#### RECORD EXTRACTS ####

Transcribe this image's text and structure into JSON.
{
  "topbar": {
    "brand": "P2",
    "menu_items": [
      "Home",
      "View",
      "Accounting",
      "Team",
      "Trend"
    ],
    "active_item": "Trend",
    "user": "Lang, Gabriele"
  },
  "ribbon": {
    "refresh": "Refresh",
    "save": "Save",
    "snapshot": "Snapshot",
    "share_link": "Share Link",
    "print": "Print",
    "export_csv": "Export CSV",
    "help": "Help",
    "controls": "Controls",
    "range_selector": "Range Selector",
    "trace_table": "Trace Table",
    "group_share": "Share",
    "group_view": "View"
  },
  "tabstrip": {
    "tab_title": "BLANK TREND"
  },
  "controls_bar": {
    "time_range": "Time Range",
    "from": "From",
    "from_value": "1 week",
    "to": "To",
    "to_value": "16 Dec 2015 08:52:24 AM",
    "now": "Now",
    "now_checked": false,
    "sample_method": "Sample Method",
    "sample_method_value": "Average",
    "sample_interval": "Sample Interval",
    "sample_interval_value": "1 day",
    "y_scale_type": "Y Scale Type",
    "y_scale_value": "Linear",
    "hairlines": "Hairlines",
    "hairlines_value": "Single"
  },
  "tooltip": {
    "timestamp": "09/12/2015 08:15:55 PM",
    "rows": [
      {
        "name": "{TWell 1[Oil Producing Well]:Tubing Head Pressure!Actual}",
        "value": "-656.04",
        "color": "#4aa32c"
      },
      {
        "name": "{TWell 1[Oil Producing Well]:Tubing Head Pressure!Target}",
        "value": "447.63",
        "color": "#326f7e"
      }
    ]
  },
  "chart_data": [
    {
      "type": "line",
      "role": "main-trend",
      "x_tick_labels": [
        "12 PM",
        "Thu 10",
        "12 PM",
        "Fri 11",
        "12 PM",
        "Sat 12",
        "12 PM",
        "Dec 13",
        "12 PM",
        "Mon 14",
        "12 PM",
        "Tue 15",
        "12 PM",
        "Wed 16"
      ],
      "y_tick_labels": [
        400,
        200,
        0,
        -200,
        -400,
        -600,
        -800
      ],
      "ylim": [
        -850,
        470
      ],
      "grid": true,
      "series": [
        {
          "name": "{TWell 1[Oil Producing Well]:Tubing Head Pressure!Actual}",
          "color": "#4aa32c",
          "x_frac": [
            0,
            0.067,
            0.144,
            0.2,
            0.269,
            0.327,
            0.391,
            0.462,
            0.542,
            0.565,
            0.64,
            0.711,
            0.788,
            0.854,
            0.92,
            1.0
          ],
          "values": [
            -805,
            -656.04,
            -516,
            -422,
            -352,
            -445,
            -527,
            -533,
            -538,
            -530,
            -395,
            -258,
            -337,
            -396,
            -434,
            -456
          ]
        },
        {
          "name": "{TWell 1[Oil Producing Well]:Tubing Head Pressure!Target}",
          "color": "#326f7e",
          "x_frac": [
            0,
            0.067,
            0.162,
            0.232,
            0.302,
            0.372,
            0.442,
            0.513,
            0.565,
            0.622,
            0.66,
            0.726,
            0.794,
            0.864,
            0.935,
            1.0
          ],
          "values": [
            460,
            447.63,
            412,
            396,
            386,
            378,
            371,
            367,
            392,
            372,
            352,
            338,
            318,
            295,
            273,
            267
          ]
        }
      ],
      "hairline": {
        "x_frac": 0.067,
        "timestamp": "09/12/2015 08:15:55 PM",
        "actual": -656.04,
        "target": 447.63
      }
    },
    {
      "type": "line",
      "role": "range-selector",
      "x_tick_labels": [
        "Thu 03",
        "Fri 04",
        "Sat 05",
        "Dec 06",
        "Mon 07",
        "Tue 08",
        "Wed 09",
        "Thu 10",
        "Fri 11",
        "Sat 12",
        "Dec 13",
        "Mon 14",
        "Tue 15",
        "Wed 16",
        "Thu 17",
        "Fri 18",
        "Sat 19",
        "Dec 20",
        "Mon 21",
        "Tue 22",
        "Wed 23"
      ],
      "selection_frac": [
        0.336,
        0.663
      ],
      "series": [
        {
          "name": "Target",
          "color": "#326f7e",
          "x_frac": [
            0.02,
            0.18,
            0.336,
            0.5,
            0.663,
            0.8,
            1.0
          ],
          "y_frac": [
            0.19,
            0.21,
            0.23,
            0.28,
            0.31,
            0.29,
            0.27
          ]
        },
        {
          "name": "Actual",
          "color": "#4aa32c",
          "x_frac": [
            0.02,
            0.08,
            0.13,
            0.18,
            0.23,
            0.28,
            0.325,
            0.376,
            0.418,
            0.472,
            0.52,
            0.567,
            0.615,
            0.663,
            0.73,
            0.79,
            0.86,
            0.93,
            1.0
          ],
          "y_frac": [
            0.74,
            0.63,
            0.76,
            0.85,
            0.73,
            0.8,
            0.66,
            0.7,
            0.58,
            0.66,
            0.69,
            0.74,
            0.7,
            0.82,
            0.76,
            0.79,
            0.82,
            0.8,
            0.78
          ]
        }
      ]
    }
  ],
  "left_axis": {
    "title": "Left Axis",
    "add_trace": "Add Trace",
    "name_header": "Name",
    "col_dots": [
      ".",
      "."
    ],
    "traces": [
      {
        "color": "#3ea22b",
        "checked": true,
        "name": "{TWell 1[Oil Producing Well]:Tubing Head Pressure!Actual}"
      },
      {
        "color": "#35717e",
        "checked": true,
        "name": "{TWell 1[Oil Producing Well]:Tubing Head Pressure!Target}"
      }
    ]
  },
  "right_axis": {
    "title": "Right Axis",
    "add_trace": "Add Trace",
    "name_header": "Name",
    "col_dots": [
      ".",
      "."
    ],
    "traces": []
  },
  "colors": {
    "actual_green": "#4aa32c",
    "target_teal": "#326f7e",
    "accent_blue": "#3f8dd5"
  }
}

####

(WORK REQUIRED) Reproduce all the data word for word.

(RESPONSE TO THE EXERCISE)
Transcribe this image's text and structure into JSON.
{
  "topbar": {
    "brand": "P2",
    "menu_items": [
      "Home",
      "View",
      "Accounting",
      "Team",
      "Trend"
    ],
    "active_item": "Trend",
    "user": "Lang, Gabriele"
  },
  "ribbon": {
    "refresh": "Refresh",
    "save": "Save",
    "snapshot": "Snapshot",
    "share_link": "Share Link",
    "print": "Print",
    "export_csv": "Export CSV",
    "help": "Help",
    "controls": "Controls",
    "range_selector": "Range Selector",
    "trace_table": "Trace Table",
    "group_share": "Share",
    "group_view": "View"
  },
  "tabstrip": {
    "tab_title": "BLANK TREND"
  },
  "controls_bar": {
    "time_range": "Time Range",
    "from": "From",
    "from_value": "1 week",
    "to": "To",
    "to_value": "16 Dec 2015 08:52:24 AM",
    "now": "Now",
    "now_checked": false,
    "sample_method": "Sample Method",
    "sample_method_value": "Average",
    "sample_interval": "Sample Interval",
    "sample_interval_value": "1 day",
    "y_scale_type": "Y Scale Type",
    "y_scale_value": "Linear",
    "hairlines": "Hairlines",
    "hairlines_value": "Single"
  },
  "tooltip": {
    "timestamp": "09/12/2015 08:15:55 PM",
    "rows": [
      {
        "name": "{TWell 1[Oil Producing Well]:Tubing Head Pressure!Actual}",
        "value": "-656.04",
        "color": "#4aa32c"
      },
      {
        "name": "{TWell 1[Oil Producing Well]:Tubing Head Pressure!Target}",
        "value": "447.63",
        "color": "#326f7e"
      }
    ]
  },
  "chart_data": [
    {
      "type": "line",
      "role": "main-trend",
      "x_tick_labels": [
        "12 PM",
        "Thu 10",
        "12 PM",
        "Fri 11",
        "12 PM",
        "Sat 12",
        "12 PM",
        "Dec 13",
        "12 PM",
        "Mon 14",
        "12 PM",
        "Tue 15",
        "12 PM",
        "Wed 16"
      ],
      "y_tick_labels": [
        400,
        200,
        0,
        -200,
        -400,
        -600,
        -800
      ],
      "ylim": [
        -850,
        470
      ],
      "grid": true,
      "series": [
        {
          "name": "{TWell 1[Oil Producing Well]:Tubing Head Pressure!Actual}",
          "color": "#4aa32c",
          "x_frac": [
            0,
            0.067,
            0.144,
            0.2,
            0.269,
            0.327,
            0.391,
            0.462,
            0.542,
            0.565,
            0.64,
            0.711,
            0.788,
            0.854,
            0.92,
            1.0
          ],
          "values": [
            -805,
            -656.04,
            -516,
            -422,
            -352,
            -445,
            -527,
            -533,
            -538,
            -530,
            -395,
            -258,
            -337,
            -396,
            -434,
            -456
          ]
        },
        {
          "name": "{TWell 1[Oil Producing Well]:Tubing Head Pressure!Target}",
          "color": "#326f7e",
          "x_frac": [
            0,
            0.067,
            0.162,
            0.232,
            0.302,
            0.372,
            0.442,
            0.513,
            0.565,
            0.622,
            0.66,
            0.726,
            0.794,
            0.864,
            0.935,
            1.0
          ],
          "values": [
            460,
            447.63,
            412,
            396,
            386,
            378,
            371,
            367,
            392,
            372,
            352,
            338,
            318,
            295,
            273,
            267
          ]
        }
      ],
      "hairline": {
        "x_frac": 0.067,
        "timestamp": "09/12/2015 08:15:55 PM",
        "actual": -656.04,
        "target": 447.63
      }
    },
    {
      "type": "line",
      "role": "range-selector",
      "x_tick_labels": [
        "Thu 03",
        "Fri 04",
        "Sat 05",
        "Dec 06",
        "Mon 07",
        "Tue 08",
        "Wed 09",
        "Thu 10",
        "Fri 11",
        "Sat 12",
        "Dec 13",
        "Mon 14",
        "Tue 15",
        "Wed 16",
        "Thu 17",
        "Fri 18",
        "Sat 19",
        "Dec 20",
        "Mon 21",
        "Tue 22",
        "Wed 23"
      ],
      "selection_frac": [
        0.336,
        0.663
      ],
      "series": [
        {
          "name": "Target",
          "color": "#326f7e",
          "x_frac": [
            0.02,
            0.18,
            0.336,
            0.5,
            0.663,
            0.8,
            1.0
          ],
          "y_frac": [
            0.19,
            0.21,
            0.23,
            0.28,
            0.31,
            0.29,
            0.27
          ]
        },
        {
          "name": "Actual",
          "color": "#4aa32c",
          "x_frac": [
            0.02,
            0.08,
            0.13,
            0.18,
            0.23,
            0.28,
            0.325,
            0.376,
            0.418,
            0.472,
            0.52,
            0.567,
            0.615,
            0.663,
            0.73,
            0.79,
            0.86,
            0.93,
            1.0
          ],
          "y_frac": [
            0.74,
            0.63,
            0.76,
            0.85,
            0.73,
            0.8,
            0.66,
            0.7,
            0.58,
            0.66,
            0.69,
            0.74,
            0.7,
            0.82,
            0.76,
            0.79,
            0.82,
            0.8,
            0.78
          ]
        }
      ]
    }
  ],
  "left_axis": {
    "title": "Left Axis",
    "add_trace": "Add Trace",
    "name_header": "Name",
    "col_dots": [
      ".",
      "."
    ],
    "traces": [
      {
        "color": "#3ea22b",
        "checked": true,
        "name": "{TWell 1[Oil Producing Well]:Tubing Head Pressure!Actual}"
      },
      {
        "color": "#35717e",
        "checked": true,
        "name": "{TWell 1[Oil Producing Well]:Tubing Head Pressure!Target}"
      }
    ]
  },
  "right_axis": {
    "title": "Right Axis",
    "add_trace": "Add Trace",
    "name_header": "Name",
    "col_dots": [
      ".",
      "."
    ],
    "traces": []
  },
  "colors": {
    "actual_green": "#4aa32c",
    "target_teal": "#326f7e",
    "accent_blue": "#3f8dd5"
  }
}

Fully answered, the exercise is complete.